▶ [RECORDS SHOWN]

• • • • •

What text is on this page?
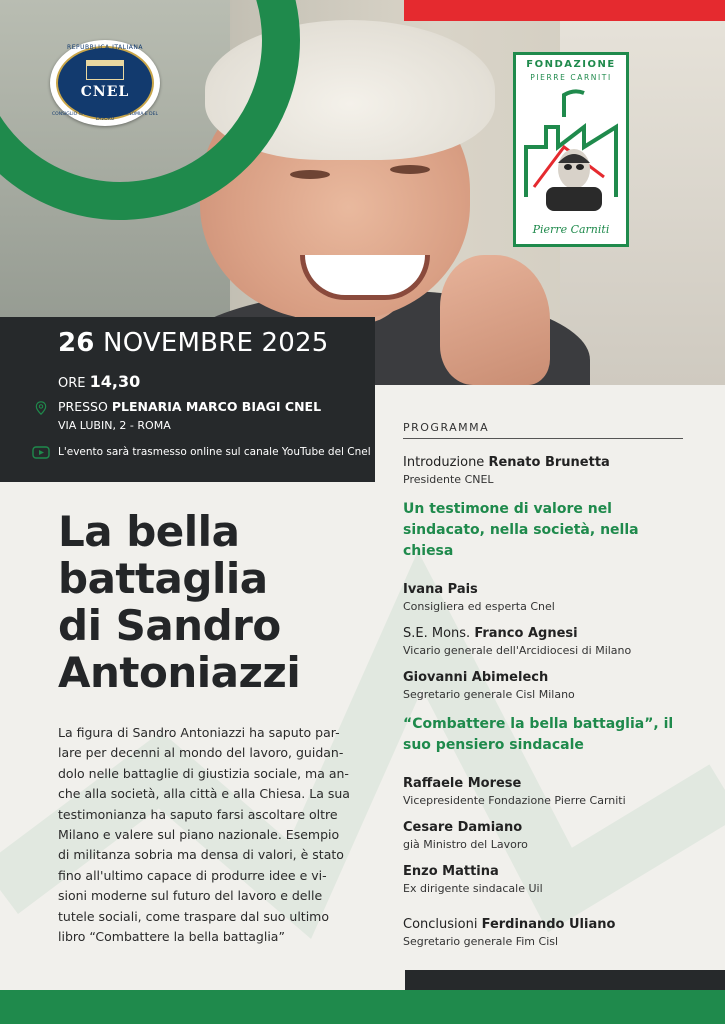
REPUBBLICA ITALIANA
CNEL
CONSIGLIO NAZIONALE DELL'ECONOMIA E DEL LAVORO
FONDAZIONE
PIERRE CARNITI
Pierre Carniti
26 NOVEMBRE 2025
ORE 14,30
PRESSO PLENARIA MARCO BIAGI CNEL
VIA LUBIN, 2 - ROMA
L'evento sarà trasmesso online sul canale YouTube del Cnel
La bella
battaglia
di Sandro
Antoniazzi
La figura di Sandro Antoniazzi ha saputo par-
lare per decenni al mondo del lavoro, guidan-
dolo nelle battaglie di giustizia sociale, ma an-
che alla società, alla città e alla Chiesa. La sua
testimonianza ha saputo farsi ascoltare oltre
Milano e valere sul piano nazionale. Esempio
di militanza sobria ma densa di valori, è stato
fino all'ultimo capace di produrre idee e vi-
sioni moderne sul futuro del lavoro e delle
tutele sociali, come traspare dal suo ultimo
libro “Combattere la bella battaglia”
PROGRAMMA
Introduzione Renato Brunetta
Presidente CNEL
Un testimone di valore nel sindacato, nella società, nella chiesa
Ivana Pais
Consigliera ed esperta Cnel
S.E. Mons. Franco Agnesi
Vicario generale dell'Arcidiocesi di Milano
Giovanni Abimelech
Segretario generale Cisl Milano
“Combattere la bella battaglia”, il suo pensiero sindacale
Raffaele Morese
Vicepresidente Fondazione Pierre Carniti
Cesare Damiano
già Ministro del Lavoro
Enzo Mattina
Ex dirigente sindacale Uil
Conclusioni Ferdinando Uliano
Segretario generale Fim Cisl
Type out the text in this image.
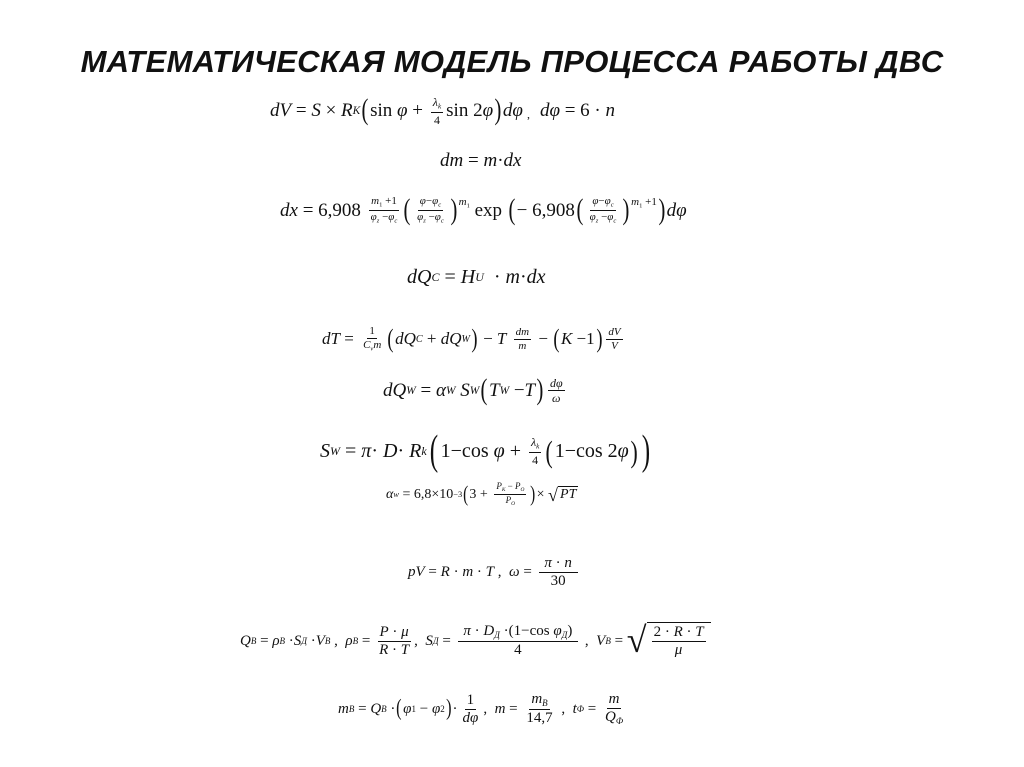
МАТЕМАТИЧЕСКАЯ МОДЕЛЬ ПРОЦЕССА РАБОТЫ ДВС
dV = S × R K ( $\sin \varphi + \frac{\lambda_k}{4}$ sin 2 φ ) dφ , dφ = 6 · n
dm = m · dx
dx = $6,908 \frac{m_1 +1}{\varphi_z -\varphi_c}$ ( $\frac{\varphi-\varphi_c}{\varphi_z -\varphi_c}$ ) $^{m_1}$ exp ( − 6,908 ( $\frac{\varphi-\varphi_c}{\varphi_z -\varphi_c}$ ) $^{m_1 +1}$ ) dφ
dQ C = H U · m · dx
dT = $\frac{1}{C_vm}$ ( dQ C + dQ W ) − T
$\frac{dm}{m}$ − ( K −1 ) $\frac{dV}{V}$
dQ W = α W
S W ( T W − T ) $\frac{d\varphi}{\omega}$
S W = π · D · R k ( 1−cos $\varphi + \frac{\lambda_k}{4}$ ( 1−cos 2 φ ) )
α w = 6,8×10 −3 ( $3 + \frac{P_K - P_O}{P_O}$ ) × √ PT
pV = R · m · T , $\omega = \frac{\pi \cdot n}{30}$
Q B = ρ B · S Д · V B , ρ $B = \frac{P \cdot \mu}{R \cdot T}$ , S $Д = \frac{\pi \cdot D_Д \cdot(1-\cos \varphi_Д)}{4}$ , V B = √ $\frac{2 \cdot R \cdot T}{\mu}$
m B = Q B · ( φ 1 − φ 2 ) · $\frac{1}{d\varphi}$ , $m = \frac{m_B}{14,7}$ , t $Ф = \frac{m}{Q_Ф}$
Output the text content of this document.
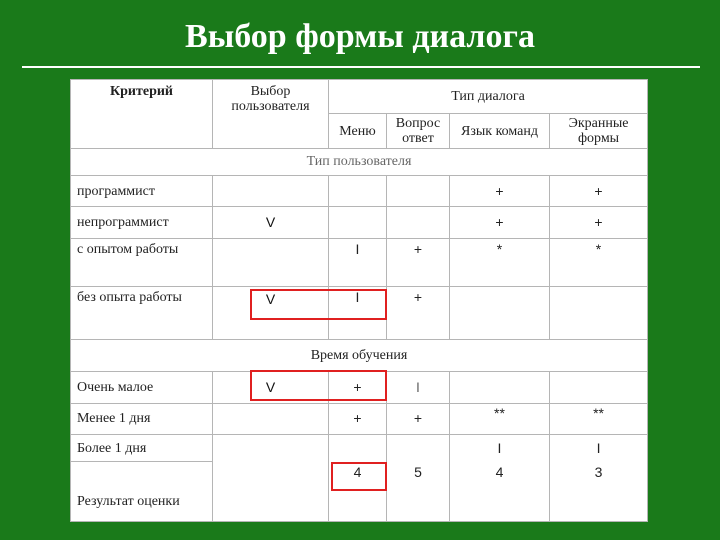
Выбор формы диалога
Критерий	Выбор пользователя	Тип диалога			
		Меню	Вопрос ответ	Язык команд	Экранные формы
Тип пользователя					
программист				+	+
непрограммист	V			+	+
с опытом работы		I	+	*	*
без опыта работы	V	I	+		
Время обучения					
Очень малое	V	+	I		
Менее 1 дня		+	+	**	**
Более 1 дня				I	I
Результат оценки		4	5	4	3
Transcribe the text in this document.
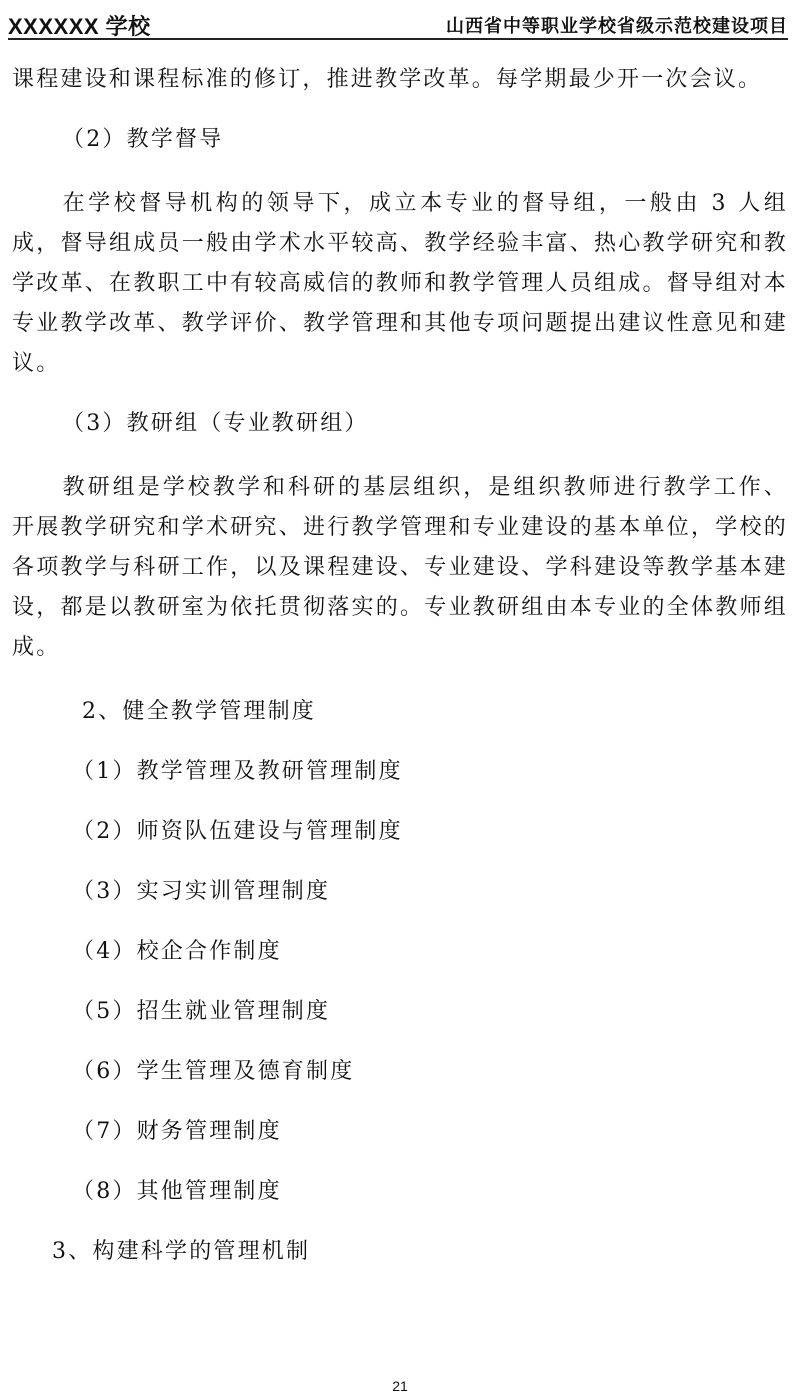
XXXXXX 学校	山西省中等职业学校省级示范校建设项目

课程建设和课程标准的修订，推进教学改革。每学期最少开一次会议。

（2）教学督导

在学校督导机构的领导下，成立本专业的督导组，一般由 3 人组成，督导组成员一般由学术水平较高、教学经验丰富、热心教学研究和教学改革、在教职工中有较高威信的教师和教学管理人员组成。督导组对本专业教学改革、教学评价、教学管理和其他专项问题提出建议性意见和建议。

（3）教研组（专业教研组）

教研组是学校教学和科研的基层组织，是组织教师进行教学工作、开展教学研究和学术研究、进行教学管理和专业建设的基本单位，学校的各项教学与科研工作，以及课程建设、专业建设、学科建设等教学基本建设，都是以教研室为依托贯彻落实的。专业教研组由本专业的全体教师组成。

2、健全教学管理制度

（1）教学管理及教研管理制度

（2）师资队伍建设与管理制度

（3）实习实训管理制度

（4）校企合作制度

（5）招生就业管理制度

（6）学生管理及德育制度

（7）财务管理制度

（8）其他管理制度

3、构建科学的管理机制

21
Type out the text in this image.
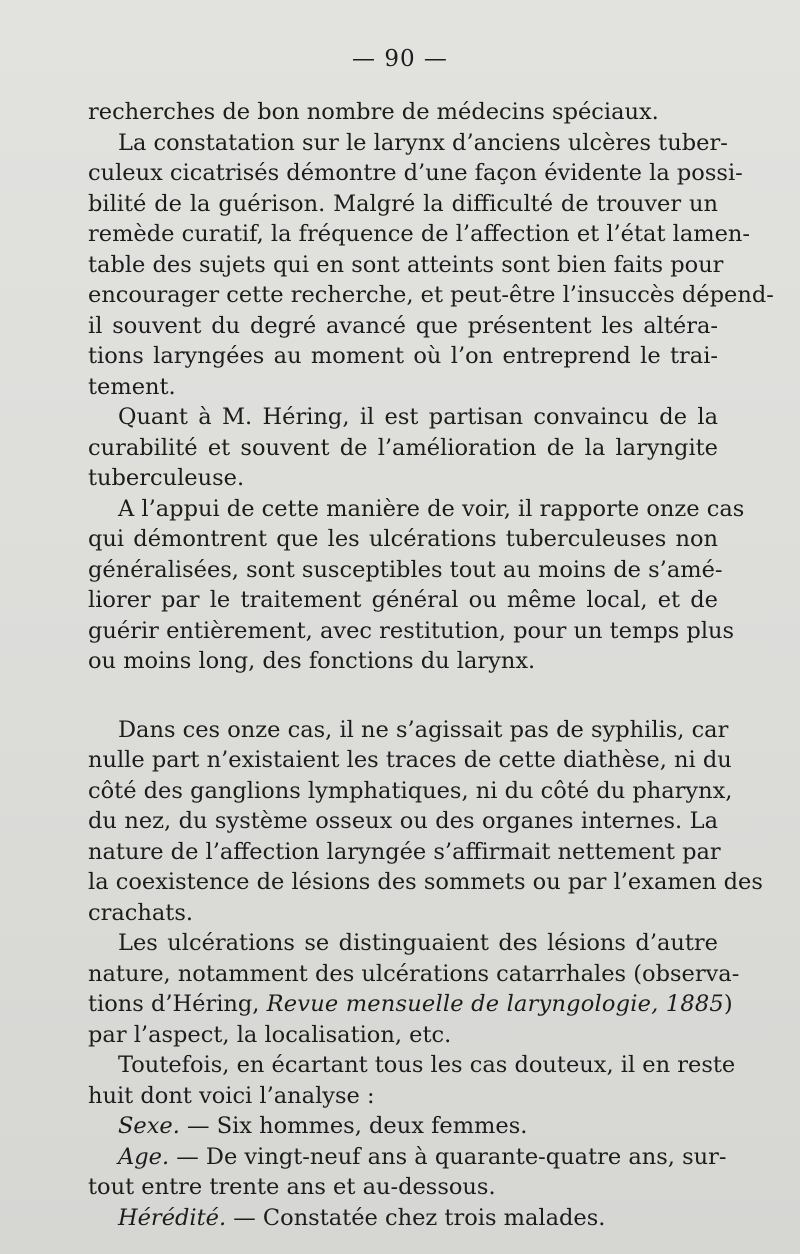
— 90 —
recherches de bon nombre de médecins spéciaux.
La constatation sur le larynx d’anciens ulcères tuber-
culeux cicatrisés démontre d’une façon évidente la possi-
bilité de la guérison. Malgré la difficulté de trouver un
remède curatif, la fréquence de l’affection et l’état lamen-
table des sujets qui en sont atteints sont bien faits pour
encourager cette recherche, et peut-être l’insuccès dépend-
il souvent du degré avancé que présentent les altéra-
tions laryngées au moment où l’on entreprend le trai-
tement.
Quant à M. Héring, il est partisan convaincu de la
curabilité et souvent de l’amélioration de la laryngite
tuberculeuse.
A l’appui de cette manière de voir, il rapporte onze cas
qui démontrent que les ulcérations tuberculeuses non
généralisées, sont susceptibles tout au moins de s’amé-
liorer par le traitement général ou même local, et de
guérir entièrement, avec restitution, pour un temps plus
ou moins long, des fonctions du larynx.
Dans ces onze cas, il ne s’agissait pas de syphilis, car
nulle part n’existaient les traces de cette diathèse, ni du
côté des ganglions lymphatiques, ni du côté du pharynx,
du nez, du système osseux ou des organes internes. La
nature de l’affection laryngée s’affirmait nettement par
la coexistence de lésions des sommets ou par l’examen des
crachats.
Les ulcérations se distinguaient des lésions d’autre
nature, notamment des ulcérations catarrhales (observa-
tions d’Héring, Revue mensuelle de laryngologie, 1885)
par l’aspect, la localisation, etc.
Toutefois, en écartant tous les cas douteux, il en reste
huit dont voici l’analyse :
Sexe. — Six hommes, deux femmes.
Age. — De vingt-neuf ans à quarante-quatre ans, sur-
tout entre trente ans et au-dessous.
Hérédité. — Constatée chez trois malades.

• • • • •

▶ [WRITTEN EXERCISE]
Search the data for "saputo". Copy every line that has it.

▶ [RESPONSE TO THE EXERCISE]
La figura di Sandro Antoniazzi ha saputo par-
testimonianza ha saputo farsi ascoltare oltre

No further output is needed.